Data listing.

----------------

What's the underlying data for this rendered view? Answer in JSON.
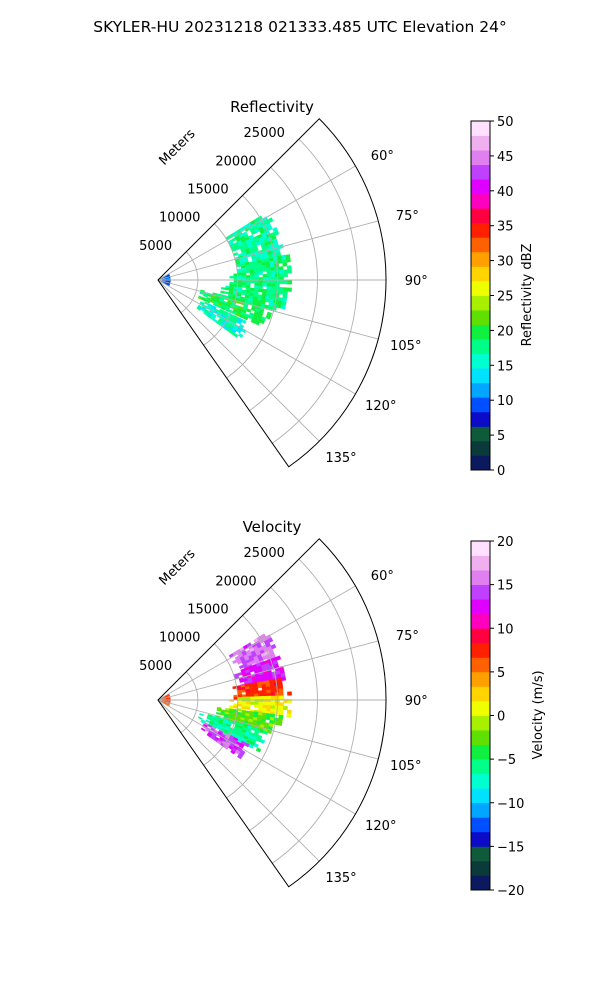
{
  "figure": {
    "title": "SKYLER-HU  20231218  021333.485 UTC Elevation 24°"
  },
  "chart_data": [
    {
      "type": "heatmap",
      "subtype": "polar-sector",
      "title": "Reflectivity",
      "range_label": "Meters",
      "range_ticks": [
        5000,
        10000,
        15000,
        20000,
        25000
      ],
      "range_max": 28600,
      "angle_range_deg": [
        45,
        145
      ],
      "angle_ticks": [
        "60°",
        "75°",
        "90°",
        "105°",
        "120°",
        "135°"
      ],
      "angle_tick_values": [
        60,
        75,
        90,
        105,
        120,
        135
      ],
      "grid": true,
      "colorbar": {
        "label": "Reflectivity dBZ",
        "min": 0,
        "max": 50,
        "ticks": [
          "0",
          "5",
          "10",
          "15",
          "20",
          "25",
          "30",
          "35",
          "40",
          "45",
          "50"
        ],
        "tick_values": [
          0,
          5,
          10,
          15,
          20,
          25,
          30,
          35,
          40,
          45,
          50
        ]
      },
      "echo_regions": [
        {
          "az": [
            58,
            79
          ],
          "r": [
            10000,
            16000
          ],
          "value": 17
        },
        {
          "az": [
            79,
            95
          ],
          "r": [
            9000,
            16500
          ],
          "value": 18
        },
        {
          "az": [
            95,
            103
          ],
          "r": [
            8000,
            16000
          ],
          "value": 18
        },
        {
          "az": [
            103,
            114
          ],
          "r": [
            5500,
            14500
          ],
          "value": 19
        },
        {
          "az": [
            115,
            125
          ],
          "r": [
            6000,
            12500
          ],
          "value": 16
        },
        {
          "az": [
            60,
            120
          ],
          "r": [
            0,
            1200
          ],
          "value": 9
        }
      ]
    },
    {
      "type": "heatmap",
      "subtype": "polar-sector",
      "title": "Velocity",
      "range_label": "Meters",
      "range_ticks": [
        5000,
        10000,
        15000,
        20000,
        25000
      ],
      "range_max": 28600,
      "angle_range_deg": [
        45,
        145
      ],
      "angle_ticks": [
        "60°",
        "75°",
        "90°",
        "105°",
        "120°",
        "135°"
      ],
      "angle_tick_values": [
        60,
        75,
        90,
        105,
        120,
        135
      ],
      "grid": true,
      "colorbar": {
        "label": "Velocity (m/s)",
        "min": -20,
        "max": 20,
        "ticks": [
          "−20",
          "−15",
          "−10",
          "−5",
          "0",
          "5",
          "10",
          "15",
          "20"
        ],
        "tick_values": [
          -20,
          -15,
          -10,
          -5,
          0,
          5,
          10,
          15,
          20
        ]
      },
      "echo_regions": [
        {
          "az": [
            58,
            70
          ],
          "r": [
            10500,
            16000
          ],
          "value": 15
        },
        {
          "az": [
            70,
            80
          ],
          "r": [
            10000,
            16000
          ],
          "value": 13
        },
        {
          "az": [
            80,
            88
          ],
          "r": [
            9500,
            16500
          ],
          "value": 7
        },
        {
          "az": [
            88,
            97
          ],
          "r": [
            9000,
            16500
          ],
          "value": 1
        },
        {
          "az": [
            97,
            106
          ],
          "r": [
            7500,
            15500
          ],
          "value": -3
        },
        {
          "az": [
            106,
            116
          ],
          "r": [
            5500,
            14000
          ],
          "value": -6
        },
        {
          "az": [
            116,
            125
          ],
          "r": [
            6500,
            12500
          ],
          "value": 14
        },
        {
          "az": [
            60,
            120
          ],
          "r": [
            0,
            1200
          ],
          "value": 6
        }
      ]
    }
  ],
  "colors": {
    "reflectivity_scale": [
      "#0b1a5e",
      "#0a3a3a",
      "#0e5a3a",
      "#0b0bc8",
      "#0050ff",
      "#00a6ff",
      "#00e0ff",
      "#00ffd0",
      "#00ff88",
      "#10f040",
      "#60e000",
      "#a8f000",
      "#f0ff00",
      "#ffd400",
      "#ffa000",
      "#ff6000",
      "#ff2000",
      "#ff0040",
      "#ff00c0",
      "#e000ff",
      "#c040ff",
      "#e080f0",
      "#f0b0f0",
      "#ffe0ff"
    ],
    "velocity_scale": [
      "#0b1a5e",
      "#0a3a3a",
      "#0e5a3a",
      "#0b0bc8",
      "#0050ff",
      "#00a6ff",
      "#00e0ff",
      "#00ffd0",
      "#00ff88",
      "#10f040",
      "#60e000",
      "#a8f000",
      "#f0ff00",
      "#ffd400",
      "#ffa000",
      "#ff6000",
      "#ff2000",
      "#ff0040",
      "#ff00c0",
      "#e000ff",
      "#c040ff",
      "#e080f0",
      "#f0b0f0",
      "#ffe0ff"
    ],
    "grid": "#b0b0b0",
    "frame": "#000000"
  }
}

----------------

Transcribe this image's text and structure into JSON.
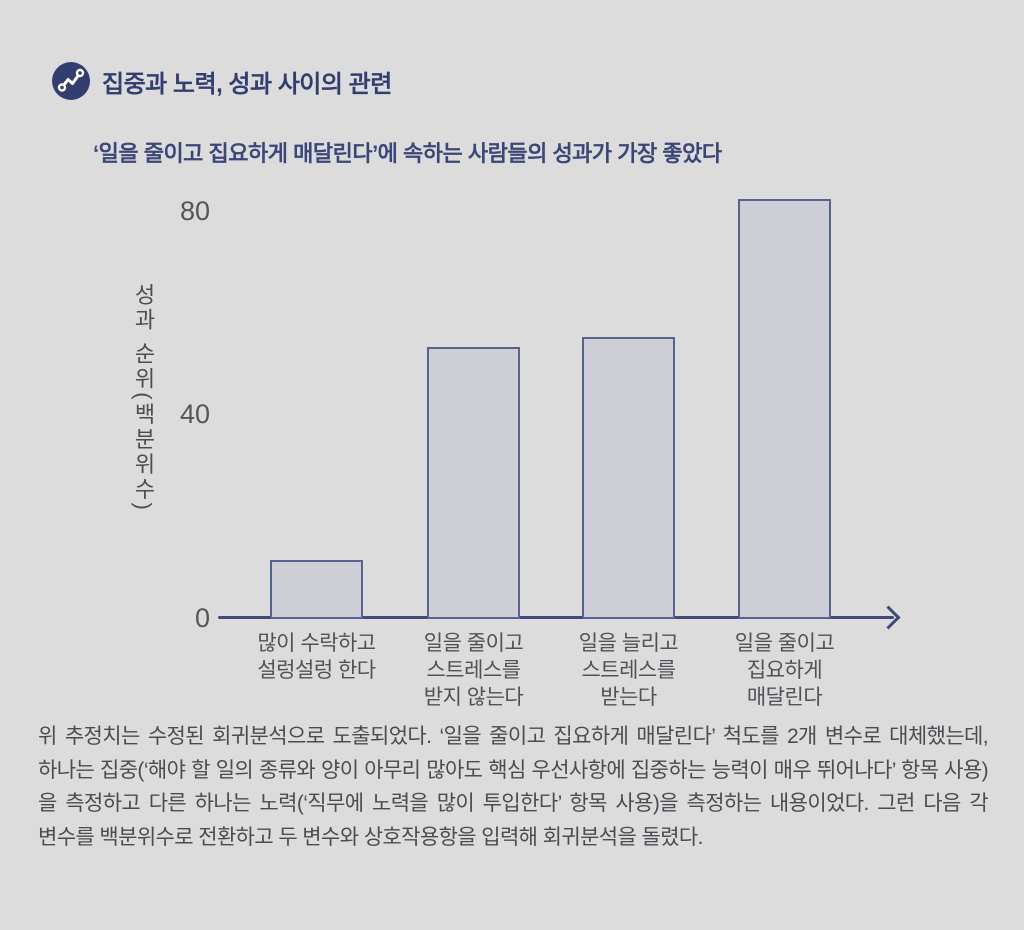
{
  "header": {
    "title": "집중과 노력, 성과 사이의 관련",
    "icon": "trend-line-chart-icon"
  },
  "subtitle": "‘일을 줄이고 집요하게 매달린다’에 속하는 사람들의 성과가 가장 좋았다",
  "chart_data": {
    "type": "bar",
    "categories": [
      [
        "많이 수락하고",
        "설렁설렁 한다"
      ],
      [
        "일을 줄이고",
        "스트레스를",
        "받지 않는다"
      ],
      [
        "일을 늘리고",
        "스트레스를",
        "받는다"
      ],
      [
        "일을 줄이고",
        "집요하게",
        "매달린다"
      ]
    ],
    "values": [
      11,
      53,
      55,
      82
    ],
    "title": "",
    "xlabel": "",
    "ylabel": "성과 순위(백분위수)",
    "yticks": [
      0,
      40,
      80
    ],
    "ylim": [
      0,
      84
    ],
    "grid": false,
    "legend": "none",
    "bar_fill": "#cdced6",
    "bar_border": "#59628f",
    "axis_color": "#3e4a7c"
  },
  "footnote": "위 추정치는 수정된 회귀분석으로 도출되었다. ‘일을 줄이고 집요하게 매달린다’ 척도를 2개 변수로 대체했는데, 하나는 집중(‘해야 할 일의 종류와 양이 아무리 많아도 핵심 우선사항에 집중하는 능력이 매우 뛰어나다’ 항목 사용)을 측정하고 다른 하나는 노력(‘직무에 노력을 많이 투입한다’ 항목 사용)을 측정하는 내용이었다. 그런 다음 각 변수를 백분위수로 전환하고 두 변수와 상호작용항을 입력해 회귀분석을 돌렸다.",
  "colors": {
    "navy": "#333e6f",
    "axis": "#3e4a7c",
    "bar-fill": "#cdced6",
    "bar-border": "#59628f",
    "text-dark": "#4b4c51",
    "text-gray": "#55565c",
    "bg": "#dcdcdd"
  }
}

----------------

Given problem. Locate the word "text" in the entries, and copy every line where it is found.

Reply to the task.
Transcribe this image's text and structure into JSON.
    "text-dark": "#4b4c51",
    "text-gray": "#55565c",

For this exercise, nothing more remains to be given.